Aim:
Of the lines in these entries, how many contain the string "posted"? Give the number and nothing else.

Task data:
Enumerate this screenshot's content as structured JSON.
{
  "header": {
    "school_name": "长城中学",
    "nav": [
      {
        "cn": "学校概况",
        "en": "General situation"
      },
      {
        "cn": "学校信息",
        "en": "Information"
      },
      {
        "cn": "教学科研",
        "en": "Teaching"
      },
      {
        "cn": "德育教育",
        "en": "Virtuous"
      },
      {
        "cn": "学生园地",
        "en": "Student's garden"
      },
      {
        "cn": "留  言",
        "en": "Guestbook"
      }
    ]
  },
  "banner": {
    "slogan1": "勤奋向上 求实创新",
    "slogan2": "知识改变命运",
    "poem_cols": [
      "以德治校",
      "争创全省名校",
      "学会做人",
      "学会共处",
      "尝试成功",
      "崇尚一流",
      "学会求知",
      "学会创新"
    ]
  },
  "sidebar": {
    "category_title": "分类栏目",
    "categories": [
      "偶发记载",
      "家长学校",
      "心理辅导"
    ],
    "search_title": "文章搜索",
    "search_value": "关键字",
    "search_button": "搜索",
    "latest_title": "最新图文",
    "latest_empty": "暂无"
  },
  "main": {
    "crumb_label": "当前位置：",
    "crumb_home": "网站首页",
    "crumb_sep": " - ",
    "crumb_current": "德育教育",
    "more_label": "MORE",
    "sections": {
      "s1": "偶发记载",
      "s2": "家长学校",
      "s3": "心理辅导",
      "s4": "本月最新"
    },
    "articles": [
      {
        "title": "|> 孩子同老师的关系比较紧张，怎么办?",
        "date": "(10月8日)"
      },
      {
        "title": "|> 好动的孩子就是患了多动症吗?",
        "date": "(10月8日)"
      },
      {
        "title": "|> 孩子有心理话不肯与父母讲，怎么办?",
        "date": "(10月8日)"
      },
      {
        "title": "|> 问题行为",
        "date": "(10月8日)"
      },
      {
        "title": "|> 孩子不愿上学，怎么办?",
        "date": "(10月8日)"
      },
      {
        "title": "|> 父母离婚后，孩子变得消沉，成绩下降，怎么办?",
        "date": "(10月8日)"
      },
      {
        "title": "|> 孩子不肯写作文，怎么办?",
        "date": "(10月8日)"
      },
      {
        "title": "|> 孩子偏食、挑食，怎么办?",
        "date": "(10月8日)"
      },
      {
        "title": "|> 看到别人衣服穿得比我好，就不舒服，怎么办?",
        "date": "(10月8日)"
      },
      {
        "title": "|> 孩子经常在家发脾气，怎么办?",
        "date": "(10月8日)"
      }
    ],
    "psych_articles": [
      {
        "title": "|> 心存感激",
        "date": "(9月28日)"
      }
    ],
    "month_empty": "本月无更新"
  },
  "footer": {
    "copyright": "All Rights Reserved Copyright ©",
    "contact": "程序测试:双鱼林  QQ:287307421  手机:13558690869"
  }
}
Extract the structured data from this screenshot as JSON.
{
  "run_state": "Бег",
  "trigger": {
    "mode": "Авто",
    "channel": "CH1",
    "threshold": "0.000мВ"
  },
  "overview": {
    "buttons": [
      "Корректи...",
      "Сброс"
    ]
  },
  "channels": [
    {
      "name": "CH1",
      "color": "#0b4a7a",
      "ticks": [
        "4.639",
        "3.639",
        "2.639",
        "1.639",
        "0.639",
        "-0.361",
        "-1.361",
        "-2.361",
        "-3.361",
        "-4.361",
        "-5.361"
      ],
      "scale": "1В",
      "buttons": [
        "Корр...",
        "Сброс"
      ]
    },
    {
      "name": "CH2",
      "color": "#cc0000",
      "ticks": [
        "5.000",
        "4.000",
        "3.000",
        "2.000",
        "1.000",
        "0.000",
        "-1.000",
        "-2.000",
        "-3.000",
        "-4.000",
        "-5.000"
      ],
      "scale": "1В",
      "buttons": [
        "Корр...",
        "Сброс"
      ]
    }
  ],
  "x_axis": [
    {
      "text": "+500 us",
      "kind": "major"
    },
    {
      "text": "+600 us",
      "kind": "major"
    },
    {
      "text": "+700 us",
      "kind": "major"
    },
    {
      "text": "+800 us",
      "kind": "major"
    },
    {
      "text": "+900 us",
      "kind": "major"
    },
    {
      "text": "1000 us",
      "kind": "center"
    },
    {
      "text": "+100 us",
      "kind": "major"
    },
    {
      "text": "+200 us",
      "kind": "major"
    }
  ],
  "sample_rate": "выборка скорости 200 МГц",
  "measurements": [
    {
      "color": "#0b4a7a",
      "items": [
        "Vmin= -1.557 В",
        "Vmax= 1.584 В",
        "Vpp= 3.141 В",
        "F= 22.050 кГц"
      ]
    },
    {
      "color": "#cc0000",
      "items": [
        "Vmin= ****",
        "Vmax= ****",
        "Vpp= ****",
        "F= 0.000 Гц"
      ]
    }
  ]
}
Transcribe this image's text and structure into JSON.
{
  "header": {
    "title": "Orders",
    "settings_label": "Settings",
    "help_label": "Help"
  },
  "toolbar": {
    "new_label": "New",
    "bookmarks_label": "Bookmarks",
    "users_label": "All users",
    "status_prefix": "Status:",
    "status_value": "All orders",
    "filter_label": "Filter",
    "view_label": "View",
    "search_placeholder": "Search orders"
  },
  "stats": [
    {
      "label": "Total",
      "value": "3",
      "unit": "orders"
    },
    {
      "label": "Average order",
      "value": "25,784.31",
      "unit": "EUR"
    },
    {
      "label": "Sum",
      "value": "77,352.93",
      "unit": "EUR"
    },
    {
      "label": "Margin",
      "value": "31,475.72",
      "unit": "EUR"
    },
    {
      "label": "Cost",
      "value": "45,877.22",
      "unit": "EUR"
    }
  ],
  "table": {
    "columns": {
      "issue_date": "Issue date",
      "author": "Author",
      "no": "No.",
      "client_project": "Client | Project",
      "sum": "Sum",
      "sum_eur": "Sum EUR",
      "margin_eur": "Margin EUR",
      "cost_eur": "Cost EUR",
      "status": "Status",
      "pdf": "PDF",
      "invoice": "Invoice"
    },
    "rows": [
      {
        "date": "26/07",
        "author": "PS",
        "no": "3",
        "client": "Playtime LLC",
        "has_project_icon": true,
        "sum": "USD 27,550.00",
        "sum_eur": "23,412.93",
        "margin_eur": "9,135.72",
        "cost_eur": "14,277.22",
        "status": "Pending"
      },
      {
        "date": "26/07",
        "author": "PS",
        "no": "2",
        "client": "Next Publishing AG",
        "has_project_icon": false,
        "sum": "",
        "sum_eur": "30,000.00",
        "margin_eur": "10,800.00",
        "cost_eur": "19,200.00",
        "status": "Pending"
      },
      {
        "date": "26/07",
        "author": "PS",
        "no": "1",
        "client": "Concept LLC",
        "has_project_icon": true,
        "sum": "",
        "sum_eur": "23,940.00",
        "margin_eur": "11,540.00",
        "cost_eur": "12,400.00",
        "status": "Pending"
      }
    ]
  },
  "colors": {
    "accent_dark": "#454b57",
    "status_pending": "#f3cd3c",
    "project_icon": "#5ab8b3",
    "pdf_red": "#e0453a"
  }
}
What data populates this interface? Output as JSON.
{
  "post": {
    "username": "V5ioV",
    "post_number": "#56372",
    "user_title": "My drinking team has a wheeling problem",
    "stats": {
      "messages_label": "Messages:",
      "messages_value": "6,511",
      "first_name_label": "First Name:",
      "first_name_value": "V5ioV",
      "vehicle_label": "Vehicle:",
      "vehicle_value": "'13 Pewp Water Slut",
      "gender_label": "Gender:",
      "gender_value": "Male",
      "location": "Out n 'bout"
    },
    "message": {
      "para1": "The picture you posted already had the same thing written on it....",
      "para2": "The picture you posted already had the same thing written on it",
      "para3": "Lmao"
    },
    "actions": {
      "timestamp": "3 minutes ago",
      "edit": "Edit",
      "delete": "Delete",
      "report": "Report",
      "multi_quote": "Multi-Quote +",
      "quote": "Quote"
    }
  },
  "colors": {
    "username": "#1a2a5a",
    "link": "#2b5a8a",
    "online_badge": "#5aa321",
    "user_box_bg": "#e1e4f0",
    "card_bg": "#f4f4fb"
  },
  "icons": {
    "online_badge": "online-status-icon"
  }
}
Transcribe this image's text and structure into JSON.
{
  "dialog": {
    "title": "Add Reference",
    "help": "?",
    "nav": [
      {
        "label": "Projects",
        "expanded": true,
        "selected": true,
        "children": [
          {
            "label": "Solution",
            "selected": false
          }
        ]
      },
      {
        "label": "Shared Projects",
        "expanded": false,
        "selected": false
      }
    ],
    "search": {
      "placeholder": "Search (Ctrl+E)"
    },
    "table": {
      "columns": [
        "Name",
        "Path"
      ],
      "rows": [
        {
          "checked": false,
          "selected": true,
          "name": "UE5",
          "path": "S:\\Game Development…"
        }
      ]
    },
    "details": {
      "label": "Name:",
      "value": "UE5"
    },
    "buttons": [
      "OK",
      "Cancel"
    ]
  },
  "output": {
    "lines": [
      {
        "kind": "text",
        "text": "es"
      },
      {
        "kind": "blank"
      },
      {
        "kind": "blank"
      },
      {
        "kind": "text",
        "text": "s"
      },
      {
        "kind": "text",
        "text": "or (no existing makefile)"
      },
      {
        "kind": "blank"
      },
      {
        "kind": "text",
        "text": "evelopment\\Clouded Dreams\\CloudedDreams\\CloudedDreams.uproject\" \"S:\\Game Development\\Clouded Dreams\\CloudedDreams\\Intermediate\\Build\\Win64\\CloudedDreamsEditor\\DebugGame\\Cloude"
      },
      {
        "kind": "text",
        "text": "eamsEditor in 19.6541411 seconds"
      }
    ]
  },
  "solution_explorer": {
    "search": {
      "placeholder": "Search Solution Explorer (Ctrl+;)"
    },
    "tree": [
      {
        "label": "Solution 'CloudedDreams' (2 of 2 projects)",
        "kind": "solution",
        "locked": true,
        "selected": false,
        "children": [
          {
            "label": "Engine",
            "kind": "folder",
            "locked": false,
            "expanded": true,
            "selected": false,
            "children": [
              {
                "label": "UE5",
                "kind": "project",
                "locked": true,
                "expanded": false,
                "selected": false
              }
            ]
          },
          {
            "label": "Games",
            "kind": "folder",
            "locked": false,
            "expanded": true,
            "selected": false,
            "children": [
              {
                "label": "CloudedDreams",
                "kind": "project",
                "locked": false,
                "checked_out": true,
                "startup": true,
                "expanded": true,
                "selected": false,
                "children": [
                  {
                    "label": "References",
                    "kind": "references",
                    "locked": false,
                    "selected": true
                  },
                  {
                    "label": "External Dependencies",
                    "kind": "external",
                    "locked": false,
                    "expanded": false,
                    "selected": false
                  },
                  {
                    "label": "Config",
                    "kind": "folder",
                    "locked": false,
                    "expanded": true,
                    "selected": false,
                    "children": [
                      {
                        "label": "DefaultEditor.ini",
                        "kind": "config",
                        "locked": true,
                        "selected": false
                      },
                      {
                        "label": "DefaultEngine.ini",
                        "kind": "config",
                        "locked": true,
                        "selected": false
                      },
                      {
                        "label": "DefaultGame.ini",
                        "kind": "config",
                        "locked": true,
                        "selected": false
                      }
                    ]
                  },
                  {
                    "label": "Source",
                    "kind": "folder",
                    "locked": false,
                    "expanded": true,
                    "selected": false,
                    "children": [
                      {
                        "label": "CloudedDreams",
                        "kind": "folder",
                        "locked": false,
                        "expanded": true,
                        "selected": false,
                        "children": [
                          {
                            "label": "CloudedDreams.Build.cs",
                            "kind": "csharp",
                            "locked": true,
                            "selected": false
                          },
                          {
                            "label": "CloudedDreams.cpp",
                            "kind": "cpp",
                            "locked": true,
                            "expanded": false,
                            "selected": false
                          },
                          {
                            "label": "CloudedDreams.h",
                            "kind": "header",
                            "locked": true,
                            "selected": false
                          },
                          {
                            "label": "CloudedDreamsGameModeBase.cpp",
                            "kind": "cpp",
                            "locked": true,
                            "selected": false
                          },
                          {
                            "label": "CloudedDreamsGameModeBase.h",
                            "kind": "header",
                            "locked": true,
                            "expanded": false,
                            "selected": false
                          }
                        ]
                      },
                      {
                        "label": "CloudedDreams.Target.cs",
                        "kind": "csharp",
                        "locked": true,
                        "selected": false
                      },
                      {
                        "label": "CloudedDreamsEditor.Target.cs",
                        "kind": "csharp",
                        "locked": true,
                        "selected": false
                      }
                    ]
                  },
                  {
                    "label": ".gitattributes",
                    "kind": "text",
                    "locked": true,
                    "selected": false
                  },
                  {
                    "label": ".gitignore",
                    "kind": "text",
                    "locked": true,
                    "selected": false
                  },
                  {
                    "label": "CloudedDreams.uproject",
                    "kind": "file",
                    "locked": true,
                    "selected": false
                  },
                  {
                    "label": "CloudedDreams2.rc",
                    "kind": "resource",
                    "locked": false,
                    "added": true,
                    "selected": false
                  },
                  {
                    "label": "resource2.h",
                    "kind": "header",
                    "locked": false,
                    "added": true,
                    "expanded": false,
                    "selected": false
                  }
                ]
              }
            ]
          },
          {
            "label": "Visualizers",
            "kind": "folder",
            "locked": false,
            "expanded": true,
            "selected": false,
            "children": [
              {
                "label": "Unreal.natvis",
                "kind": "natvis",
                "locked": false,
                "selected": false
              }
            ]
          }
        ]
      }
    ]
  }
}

Result:
2